■ **DIRECTION**:
Every line of the records below should be restated exactly.

■ **Data records**:
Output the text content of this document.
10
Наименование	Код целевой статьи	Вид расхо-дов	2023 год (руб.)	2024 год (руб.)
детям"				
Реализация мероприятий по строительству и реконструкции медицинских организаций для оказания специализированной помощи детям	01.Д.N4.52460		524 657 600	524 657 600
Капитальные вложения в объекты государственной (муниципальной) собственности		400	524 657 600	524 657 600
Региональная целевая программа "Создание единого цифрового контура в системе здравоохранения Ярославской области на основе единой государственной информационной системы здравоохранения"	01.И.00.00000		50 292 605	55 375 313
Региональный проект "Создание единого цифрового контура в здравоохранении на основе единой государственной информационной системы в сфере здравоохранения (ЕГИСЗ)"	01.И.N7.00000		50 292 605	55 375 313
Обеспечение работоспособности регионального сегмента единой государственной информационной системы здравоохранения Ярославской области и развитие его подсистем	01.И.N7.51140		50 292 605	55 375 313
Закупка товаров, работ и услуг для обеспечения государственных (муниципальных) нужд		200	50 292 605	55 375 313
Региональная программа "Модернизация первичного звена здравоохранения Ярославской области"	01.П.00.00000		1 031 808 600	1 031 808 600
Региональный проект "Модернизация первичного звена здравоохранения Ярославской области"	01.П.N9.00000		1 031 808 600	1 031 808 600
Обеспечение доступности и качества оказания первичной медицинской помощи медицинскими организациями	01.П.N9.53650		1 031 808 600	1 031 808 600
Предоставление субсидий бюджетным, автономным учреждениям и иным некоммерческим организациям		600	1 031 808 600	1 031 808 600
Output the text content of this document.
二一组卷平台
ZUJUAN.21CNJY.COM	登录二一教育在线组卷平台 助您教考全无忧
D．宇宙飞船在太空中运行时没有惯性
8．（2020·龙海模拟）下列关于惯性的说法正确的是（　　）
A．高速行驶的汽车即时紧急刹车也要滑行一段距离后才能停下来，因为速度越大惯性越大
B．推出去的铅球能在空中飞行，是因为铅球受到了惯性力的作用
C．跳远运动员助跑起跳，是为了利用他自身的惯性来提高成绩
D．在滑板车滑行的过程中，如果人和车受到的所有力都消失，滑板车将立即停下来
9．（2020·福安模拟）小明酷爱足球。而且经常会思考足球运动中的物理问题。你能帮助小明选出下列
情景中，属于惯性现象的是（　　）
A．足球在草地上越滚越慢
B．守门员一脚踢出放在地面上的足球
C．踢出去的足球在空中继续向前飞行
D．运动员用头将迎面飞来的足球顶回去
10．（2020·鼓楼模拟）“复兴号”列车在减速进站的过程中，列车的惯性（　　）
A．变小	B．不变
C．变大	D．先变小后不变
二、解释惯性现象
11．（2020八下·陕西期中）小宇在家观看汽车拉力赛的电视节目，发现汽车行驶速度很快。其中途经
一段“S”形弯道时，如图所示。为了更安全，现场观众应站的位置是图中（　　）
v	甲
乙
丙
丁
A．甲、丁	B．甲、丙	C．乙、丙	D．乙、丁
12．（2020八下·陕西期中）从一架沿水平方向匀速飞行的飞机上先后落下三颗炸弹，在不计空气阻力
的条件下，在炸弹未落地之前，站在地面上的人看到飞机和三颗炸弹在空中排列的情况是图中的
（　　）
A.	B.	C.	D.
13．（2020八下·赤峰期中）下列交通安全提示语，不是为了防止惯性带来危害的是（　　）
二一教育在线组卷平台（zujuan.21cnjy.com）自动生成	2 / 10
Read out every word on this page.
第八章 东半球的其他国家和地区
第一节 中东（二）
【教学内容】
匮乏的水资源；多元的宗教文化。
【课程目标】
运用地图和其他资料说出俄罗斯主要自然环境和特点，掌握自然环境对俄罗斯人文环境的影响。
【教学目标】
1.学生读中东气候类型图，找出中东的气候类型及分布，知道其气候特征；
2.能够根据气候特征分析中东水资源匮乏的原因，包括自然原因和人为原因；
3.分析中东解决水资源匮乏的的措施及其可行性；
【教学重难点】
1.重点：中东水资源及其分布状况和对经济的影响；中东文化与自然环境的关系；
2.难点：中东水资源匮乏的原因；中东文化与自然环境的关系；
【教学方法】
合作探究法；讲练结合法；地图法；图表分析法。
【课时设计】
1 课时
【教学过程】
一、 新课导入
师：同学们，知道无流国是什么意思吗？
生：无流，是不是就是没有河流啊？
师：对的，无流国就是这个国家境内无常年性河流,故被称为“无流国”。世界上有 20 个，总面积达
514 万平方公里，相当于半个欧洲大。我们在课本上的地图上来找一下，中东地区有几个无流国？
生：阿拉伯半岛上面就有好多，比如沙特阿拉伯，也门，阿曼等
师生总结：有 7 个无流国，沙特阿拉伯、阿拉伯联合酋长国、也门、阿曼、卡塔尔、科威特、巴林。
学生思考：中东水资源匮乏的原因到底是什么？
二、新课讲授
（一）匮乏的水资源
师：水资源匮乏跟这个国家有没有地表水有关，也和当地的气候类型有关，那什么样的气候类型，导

■ **TASK RESPONSE**:
Output the text content of this document.
10
Наименование	Код целевой статьи	Вид расхо-дов	2023 год (руб.)	2024 год (руб.)
детям"				
Реализация мероприятий по строительству и реконструкции медицинских организаций для оказания специализированной помощи детям	01.Д.N4.52460		524 657 600	524 657 600
Капитальные вложения в объекты государственной (муниципальной) собственности		400	524 657 600	524 657 600
Региональная целевая программа "Создание единого цифрового контура в системе здравоохранения Ярославской области на основе единой государственной информационной системы здравоохранения"	01.И.00.00000		50 292 605	55 375 313
Региональный проект "Создание единого цифрового контура в здравоохранении на основе единой государственной информационной системы в сфере здравоохранения (ЕГИСЗ)"	01.И.N7.00000		50 292 605	55 375 313
Обеспечение работоспособности регионального сегмента единой государственной информационной системы здравоохранения Ярославской области и развитие его подсистем	01.И.N7.51140		50 292 605	55 375 313
Закупка товаров, работ и услуг для обеспечения государственных (муниципальных) нужд		200	50 292 605	55 375 313
Региональная программа "Модернизация первичного звена здравоохранения Ярославской области"	01.П.00.00000		1 031 808 600	1 031 808 600
Региональный проект "Модернизация первичного звена здравоохранения Ярославской области"	01.П.N9.00000		1 031 808 600	1 031 808 600
Обеспечение доступности и качества оказания первичной медицинской помощи медицинскими организациями	01.П.N9.53650		1 031 808 600	1 031 808 600
Предоставление субсидий бюджетным, автономным учреждениям и иным некоммерческим организациям		600	1 031 808 600	1 031 808 600
Output the text content of this document.
二一组卷平台
ZUJUAN.21CNJY.COM	登录二一教育在线组卷平台 助您教考全无忧
D．宇宙飞船在太空中运行时没有惯性
8．（2020·龙海模拟）下列关于惯性的说法正确的是（　　）
A．高速行驶的汽车即时紧急刹车也要滑行一段距离后才能停下来，因为速度越大惯性越大
B．推出去的铅球能在空中飞行，是因为铅球受到了惯性力的作用
C．跳远运动员助跑起跳，是为了利用他自身的惯性来提高成绩
D．在滑板车滑行的过程中，如果人和车受到的所有力都消失，滑板车将立即停下来
9．（2020·福安模拟）小明酷爱足球。而且经常会思考足球运动中的物理问题。你能帮助小明选出下列
情景中，属于惯性现象的是（　　）
A．足球在草地上越滚越慢
B．守门员一脚踢出放在地面上的足球
C．踢出去的足球在空中继续向前飞行
D．运动员用头将迎面飞来的足球顶回去
10．（2020·鼓楼模拟）“复兴号”列车在减速进站的过程中，列车的惯性（　　）
A．变小	B．不变
C．变大	D．先变小后不变
二、解释惯性现象
11．（2020八下·陕西期中）小宇在家观看汽车拉力赛的电视节目，发现汽车行驶速度很快。其中途经
一段“S”形弯道时，如图所示。为了更安全，现场观众应站的位置是图中（　　）
v	甲
乙
丙
丁
A．甲、丁	B．甲、丙	C．乙、丙	D．乙、丁
12．（2020八下·陕西期中）从一架沿水平方向匀速飞行的飞机上先后落下三颗炸弹，在不计空气阻力
的条件下，在炸弹未落地之前，站在地面上的人看到飞机和三颗炸弹在空中排列的情况是图中的
（　　）
A.	B.	C.	D.
13．（2020八下·赤峰期中）下列交通安全提示语，不是为了防止惯性带来危害的是（　　）
二一教育在线组卷平台（zujuan.21cnjy.com）自动生成	2 / 10
Read out every word on this page.
第八章 东半球的其他国家和地区
第一节 中东（二）
【教学内容】
匮乏的水资源；多元的宗教文化。
【课程目标】
运用地图和其他资料说出俄罗斯主要自然环境和特点，掌握自然环境对俄罗斯人文环境的影响。
【教学目标】
1.学生读中东气候类型图，找出中东的气候类型及分布，知道其气候特征；
2.能够根据气候特征分析中东水资源匮乏的原因，包括自然原因和人为原因；
3.分析中东解决水资源匮乏的的措施及其可行性；
【教学重难点】
1.重点：中东水资源及其分布状况和对经济的影响；中东文化与自然环境的关系；
2.难点：中东水资源匮乏的原因；中东文化与自然环境的关系；
【教学方法】
合作探究法；讲练结合法；地图法；图表分析法。
【课时设计】
1 课时
【教学过程】
一、 新课导入
师：同学们，知道无流国是什么意思吗？
生：无流，是不是就是没有河流啊？
师：对的，无流国就是这个国家境内无常年性河流,故被称为“无流国”。世界上有 20 个，总面积达
514 万平方公里，相当于半个欧洲大。我们在课本上的地图上来找一下，中东地区有几个无流国？
生：阿拉伯半岛上面就有好多，比如沙特阿拉伯，也门，阿曼等
师生总结：有 7 个无流国，沙特阿拉伯、阿拉伯联合酋长国、也门、阿曼、卡塔尔、科威特、巴林。
学生思考：中东水资源匮乏的原因到底是什么？
二、新课讲授
（一）匮乏的水资源
师：水资源匮乏跟这个国家有没有地表水有关，也和当地的气候类型有关，那什么样的气候类型，导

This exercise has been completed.